## Problem statement:
Gather every line that includes the word "this", please.

## Task data:
○ ○ ○ ○

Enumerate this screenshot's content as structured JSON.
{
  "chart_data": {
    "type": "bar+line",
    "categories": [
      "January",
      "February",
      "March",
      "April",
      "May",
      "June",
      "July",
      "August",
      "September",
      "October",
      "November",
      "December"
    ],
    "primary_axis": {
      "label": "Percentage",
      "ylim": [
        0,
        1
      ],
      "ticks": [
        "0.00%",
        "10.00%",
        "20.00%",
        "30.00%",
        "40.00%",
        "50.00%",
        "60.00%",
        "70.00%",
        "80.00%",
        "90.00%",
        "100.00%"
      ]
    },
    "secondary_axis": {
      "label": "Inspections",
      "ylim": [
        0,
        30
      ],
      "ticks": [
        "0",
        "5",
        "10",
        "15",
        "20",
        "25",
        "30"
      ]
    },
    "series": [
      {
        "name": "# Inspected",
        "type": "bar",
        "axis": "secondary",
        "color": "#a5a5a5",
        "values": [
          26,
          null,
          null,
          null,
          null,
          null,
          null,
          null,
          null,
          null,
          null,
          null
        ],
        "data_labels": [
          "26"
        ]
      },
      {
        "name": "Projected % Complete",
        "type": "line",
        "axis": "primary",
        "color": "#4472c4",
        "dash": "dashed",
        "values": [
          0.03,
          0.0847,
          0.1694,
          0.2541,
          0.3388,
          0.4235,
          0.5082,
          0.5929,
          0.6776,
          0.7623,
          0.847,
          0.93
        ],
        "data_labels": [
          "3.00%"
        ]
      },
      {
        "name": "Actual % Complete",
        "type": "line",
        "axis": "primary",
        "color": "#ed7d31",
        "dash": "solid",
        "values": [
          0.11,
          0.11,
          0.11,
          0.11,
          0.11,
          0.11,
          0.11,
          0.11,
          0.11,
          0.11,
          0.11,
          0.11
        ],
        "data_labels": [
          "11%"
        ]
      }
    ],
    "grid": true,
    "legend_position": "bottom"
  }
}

○ ○ ○ ○

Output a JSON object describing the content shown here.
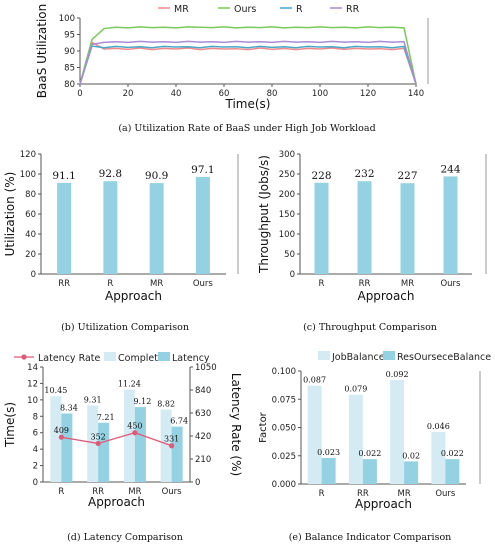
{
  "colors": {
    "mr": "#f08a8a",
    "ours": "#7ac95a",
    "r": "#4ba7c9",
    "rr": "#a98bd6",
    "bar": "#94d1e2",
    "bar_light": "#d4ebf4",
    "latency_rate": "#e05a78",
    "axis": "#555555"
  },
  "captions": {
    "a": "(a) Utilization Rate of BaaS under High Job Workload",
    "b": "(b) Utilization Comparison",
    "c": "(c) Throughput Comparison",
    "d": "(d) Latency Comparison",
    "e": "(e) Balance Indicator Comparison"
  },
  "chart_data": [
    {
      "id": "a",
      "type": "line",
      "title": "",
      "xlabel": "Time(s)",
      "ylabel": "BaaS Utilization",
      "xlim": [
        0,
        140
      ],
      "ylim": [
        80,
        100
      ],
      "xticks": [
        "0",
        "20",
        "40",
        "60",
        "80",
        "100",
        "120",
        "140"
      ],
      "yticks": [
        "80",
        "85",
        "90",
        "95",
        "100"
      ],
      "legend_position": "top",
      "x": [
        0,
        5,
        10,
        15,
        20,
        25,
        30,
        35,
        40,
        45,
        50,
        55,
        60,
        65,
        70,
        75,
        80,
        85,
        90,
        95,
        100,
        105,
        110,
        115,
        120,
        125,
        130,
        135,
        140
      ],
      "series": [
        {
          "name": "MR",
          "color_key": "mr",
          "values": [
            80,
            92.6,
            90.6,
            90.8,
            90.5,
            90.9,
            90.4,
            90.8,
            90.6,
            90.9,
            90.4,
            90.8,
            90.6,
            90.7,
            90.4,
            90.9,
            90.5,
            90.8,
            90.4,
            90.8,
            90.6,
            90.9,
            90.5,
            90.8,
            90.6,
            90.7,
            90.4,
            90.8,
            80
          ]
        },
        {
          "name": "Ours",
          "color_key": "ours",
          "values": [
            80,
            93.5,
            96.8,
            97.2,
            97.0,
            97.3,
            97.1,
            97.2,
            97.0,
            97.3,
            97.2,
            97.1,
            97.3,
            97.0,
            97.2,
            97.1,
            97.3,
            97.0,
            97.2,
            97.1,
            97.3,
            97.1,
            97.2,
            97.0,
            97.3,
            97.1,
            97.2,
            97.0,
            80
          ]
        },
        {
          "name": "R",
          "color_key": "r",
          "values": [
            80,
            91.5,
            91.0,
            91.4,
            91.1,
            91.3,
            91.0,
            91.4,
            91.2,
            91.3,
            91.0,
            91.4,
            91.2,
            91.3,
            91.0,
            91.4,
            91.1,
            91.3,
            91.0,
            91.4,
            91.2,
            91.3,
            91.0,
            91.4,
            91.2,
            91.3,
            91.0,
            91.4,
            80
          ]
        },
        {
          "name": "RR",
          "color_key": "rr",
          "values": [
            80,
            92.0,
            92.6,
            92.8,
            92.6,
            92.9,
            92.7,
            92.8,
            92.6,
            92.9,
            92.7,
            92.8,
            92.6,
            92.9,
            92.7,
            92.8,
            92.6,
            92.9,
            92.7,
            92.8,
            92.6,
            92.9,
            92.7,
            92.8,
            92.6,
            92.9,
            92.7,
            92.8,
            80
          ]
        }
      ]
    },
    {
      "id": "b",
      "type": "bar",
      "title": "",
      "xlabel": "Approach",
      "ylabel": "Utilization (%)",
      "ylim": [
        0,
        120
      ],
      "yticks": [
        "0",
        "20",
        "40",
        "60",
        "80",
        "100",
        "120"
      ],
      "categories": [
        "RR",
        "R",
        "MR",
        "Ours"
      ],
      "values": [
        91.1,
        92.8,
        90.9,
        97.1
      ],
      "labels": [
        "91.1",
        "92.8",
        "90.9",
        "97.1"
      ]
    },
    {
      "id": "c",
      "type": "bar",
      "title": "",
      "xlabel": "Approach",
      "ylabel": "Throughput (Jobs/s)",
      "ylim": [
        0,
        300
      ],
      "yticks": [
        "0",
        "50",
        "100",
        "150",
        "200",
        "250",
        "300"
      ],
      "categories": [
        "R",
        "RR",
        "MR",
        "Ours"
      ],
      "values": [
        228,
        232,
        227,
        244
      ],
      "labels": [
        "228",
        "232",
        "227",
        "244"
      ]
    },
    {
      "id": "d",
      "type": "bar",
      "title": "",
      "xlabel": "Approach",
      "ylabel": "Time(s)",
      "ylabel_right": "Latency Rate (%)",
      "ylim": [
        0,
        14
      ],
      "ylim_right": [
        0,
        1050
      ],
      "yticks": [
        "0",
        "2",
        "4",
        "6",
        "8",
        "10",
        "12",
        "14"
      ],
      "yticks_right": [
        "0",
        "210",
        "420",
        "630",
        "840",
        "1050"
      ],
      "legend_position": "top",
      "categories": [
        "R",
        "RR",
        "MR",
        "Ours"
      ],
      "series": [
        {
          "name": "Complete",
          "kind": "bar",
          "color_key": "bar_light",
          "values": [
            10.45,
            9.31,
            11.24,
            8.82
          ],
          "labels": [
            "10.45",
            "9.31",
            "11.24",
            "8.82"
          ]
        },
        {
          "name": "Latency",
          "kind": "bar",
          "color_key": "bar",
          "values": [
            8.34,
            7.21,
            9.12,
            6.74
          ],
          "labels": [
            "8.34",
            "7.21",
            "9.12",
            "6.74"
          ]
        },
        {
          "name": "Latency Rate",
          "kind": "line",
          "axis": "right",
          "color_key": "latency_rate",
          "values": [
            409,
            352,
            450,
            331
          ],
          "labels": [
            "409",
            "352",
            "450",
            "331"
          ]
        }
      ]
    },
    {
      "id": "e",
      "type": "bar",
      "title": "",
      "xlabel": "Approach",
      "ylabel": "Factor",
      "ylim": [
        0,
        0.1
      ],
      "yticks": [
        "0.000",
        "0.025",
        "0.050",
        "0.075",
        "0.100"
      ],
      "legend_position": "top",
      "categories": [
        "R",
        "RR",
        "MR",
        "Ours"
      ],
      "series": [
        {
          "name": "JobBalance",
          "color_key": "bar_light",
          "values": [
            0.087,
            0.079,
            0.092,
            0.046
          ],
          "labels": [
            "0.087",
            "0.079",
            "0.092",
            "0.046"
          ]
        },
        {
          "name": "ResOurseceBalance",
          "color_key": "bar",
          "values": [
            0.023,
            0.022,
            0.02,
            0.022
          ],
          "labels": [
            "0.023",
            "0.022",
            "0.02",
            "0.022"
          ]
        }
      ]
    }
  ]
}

○ ○ ○ ○

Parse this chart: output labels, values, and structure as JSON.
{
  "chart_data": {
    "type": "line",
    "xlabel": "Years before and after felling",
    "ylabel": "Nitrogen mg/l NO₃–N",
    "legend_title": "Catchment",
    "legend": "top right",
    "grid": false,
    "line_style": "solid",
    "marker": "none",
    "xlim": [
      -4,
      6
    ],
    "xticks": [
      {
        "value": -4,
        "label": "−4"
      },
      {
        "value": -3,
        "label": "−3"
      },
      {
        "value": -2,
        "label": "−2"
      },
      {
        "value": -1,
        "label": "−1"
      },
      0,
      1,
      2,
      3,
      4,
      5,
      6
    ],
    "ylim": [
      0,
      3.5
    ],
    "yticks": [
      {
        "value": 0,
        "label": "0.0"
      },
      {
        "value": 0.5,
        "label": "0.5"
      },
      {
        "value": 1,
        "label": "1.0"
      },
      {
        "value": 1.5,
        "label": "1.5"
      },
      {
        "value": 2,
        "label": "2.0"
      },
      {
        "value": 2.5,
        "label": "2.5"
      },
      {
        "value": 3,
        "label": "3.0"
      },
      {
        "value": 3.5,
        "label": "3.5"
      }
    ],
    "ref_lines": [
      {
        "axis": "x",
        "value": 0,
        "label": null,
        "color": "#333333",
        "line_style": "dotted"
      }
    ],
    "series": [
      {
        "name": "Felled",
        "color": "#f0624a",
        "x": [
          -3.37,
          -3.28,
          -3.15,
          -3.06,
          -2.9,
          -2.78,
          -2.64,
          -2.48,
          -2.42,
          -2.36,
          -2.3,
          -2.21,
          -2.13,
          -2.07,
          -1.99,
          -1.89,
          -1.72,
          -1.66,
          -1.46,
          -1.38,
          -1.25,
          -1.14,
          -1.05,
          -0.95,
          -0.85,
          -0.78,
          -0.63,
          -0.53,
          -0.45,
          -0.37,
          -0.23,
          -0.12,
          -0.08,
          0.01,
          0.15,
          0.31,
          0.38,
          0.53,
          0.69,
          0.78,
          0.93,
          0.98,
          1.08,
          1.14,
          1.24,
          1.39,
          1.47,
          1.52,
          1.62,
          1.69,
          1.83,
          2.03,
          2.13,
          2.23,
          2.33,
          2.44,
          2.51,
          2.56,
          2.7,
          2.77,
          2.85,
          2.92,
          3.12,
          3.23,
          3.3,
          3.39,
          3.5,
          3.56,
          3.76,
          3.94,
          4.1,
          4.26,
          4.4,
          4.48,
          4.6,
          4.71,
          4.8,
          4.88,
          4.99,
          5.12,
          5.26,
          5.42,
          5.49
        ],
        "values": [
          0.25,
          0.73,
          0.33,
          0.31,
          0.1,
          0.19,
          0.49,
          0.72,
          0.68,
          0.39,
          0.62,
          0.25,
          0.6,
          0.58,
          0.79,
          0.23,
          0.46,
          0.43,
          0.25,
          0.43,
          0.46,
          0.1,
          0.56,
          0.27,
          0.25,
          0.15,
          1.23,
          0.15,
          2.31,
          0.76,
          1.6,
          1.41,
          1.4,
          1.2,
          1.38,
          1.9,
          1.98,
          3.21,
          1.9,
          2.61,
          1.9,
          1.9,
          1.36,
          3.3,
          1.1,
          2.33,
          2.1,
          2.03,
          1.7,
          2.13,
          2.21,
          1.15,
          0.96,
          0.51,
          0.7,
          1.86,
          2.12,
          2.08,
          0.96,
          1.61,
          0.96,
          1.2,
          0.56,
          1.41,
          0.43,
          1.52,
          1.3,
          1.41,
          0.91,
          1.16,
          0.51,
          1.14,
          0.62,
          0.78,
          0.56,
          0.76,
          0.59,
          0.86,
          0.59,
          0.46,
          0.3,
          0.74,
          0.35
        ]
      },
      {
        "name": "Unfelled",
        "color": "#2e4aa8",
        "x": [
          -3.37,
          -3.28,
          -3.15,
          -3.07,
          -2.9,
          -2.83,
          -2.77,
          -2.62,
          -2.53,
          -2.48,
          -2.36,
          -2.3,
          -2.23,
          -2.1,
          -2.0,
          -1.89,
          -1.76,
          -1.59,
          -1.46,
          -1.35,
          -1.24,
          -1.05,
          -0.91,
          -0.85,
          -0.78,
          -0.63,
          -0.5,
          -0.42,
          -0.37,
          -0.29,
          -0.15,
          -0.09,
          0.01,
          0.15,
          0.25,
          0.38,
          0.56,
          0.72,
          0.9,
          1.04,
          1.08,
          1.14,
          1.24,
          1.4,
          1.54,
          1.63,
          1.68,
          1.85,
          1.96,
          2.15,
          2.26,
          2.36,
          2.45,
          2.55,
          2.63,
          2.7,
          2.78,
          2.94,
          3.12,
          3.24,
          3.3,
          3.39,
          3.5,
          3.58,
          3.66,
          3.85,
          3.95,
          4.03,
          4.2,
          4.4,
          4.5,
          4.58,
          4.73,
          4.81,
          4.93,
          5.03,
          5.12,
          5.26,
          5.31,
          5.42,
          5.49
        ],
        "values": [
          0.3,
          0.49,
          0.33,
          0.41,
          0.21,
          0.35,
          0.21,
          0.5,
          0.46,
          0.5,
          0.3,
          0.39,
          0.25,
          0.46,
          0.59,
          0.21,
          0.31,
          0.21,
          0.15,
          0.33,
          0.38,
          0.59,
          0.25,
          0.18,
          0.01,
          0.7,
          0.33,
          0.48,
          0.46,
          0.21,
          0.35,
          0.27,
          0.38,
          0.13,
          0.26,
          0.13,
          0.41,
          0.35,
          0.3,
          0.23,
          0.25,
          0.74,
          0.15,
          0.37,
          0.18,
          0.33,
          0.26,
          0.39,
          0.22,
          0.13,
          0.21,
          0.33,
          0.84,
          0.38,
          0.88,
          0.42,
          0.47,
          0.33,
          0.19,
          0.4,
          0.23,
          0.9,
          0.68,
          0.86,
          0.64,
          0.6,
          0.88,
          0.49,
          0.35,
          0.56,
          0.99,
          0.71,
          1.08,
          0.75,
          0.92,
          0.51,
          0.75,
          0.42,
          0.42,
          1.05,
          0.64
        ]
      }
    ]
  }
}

○ ○ ○ ○

## Worked solution:
Enumerate this screenshot's content as structured JSON.
Parse this chart: output labels, values, and structure as JSON.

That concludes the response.